— BEGIN —

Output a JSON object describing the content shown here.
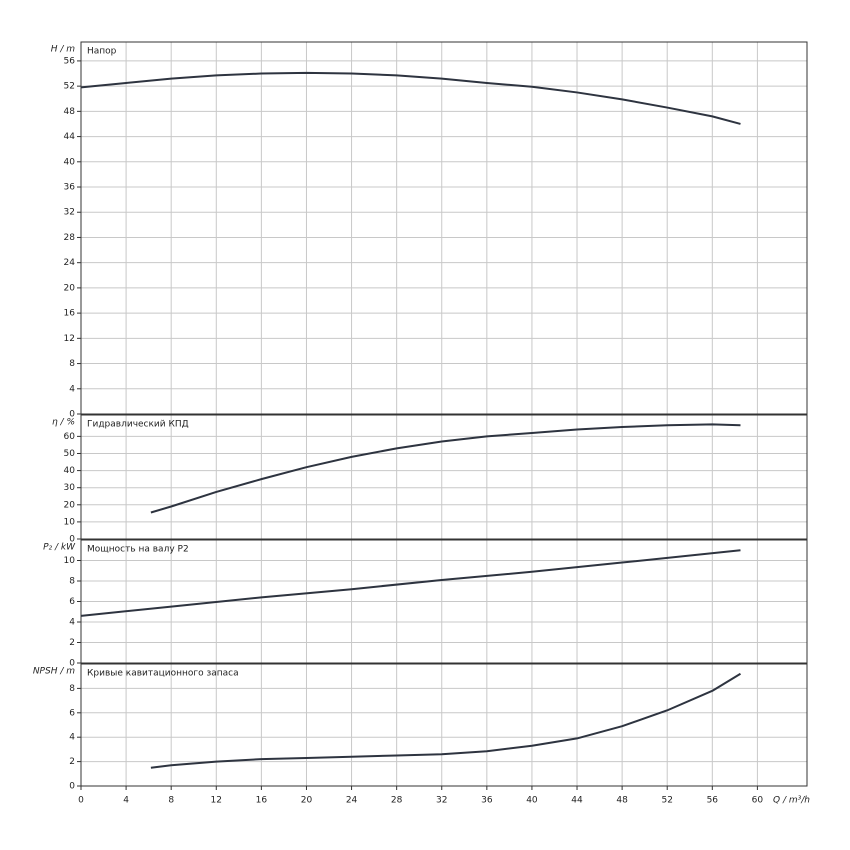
{
  "chart_data": [
    {
      "type": "line",
      "title": "Напор",
      "ylabel": "H / m",
      "x": [
        0,
        4,
        8,
        12,
        16,
        20,
        24,
        28,
        32,
        36,
        40,
        44,
        48,
        52,
        56,
        58.5
      ],
      "values": [
        51.8,
        52.5,
        53.2,
        53.7,
        54,
        54.1,
        54,
        53.7,
        53.2,
        52.5,
        51.9,
        51,
        49.9,
        48.6,
        47.2,
        46
      ],
      "color": "#2e3440",
      "xlim": [
        0,
        64.4
      ],
      "ylim": [
        0,
        59
      ],
      "yticks": [
        0,
        4,
        8,
        12,
        16,
        20,
        24,
        28,
        32,
        36,
        40,
        44,
        48,
        52,
        56
      ],
      "grid": true
    },
    {
      "type": "line",
      "title": "Гидравлический КПД",
      "ylabel": "η / %",
      "x": [
        6.2,
        8,
        12,
        16,
        20,
        24,
        28,
        32,
        36,
        40,
        44,
        48,
        52,
        56,
        58.5
      ],
      "values": [
        15.5,
        19,
        27.5,
        35,
        42,
        48,
        53,
        57,
        60,
        62,
        64,
        65.5,
        66.5,
        67,
        66.5
      ],
      "color": "#2e3440",
      "xlim": [
        0,
        64.4
      ],
      "ylim": [
        0,
        72.5
      ],
      "yticks": [
        0,
        10,
        20,
        30,
        40,
        50,
        60
      ],
      "grid": true
    },
    {
      "type": "line",
      "title": "Мощность на валу P2",
      "ylabel": "P₂ / kW",
      "x": [
        0,
        8,
        16,
        24,
        32,
        40,
        48,
        58.5
      ],
      "values": [
        4.6,
        5.5,
        6.4,
        7.2,
        8.1,
        8.9,
        9.8,
        11
      ],
      "color": "#2e3440",
      "xlim": [
        0,
        64.4
      ],
      "ylim": [
        0,
        12
      ],
      "yticks": [
        0,
        2,
        4,
        6,
        8,
        10
      ],
      "grid": true
    },
    {
      "type": "line",
      "title": "Кривые кавитационного запаса",
      "ylabel": "NPSH / m",
      "xlabel": "Q / m³/h",
      "x": [
        6.2,
        8,
        12,
        16,
        20,
        24,
        28,
        32,
        36,
        40,
        44,
        48,
        52,
        56,
        58.5
      ],
      "values": [
        1.5,
        1.7,
        2,
        2.2,
        2.3,
        2.4,
        2.5,
        2.6,
        2.85,
        3.3,
        3.9,
        4.9,
        6.2,
        7.8,
        9.2
      ],
      "color": "#2e3440",
      "xlim": [
        0,
        64.4
      ],
      "ylim": [
        0,
        10
      ],
      "yticks": [
        0,
        2,
        4,
        6,
        8
      ],
      "xticks": [
        0,
        4,
        8,
        12,
        16,
        20,
        24,
        28,
        32,
        36,
        40,
        44,
        48,
        52,
        56,
        60
      ],
      "grid": true
    }
  ]
}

— END —

▶ _What is being asked_:
Leave the pictures out and output the rest of the listing exactly.

▶ _Expected answer_:
Output a JSON object describing the content shown here.
{
  "chart_data": [
    {
      "type": "line",
      "title": "Напор",
      "ylabel": "H / m",
      "x": [
        0,
        4,
        8,
        12,
        16,
        20,
        24,
        28,
        32,
        36,
        40,
        44,
        48,
        52,
        56,
        58.5
      ],
      "values": [
        51.8,
        52.5,
        53.2,
        53.7,
        54,
        54.1,
        54,
        53.7,
        53.2,
        52.5,
        51.9,
        51,
        49.9,
        48.6,
        47.2,
        46
      ],
      "color": "#2e3440",
      "xlim": [
        0,
        64.4
      ],
      "ylim": [
        0,
        59
      ],
      "yticks": [
        0,
        4,
        8,
        12,
        16,
        20,
        24,
        28,
        32,
        36,
        40,
        44,
        48,
        52,
        56
      ],
      "grid": true
    },
    {
      "type": "line",
      "title": "Гидравлический КПД",
      "ylabel": "η / %",
      "x": [
        6.2,
        8,
        12,
        16,
        20,
        24,
        28,
        32,
        36,
        40,
        44,
        48,
        52,
        56,
        58.5
      ],
      "values": [
        15.5,
        19,
        27.5,
        35,
        42,
        48,
        53,
        57,
        60,
        62,
        64,
        65.5,
        66.5,
        67,
        66.5
      ],
      "color": "#2e3440",
      "xlim": [
        0,
        64.4
      ],
      "ylim": [
        0,
        72.5
      ],
      "yticks": [
        0,
        10,
        20,
        30,
        40,
        50,
        60
      ],
      "grid": true
    },
    {
      "type": "line",
      "title": "Мощность на валу P2",
      "ylabel": "P₂ / kW",
      "x": [
        0,
        8,
        16,
        24,
        32,
        40,
        48,
        58.5
      ],
      "values": [
        4.6,
        5.5,
        6.4,
        7.2,
        8.1,
        8.9,
        9.8,
        11
      ],
      "color": "#2e3440",
      "xlim": [
        0,
        64.4
      ],
      "ylim": [
        0,
        12
      ],
      "yticks": [
        0,
        2,
        4,
        6,
        8,
        10
      ],
      "grid": true
    },
    {
      "type": "line",
      "title": "Кривые кавитационного запаса",
      "ylabel": "NPSH / m",
      "xlabel": "Q / m³/h",
      "x": [
        6.2,
        8,
        12,
        16,
        20,
        24,
        28,
        32,
        36,
        40,
        44,
        48,
        52,
        56,
        58.5
      ],
      "values": [
        1.5,
        1.7,
        2,
        2.2,
        2.3,
        2.4,
        2.5,
        2.6,
        2.85,
        3.3,
        3.9,
        4.9,
        6.2,
        7.8,
        9.2
      ],
      "color": "#2e3440",
      "xlim": [
        0,
        64.4
      ],
      "ylim": [
        0,
        10
      ],
      "yticks": [
        0,
        2,
        4,
        6,
        8
      ],
      "xticks": [
        0,
        4,
        8,
        12,
        16,
        20,
        24,
        28,
        32,
        36,
        40,
        44,
        48,
        52,
        56,
        60
      ],
      "grid": true
    }
  ]
}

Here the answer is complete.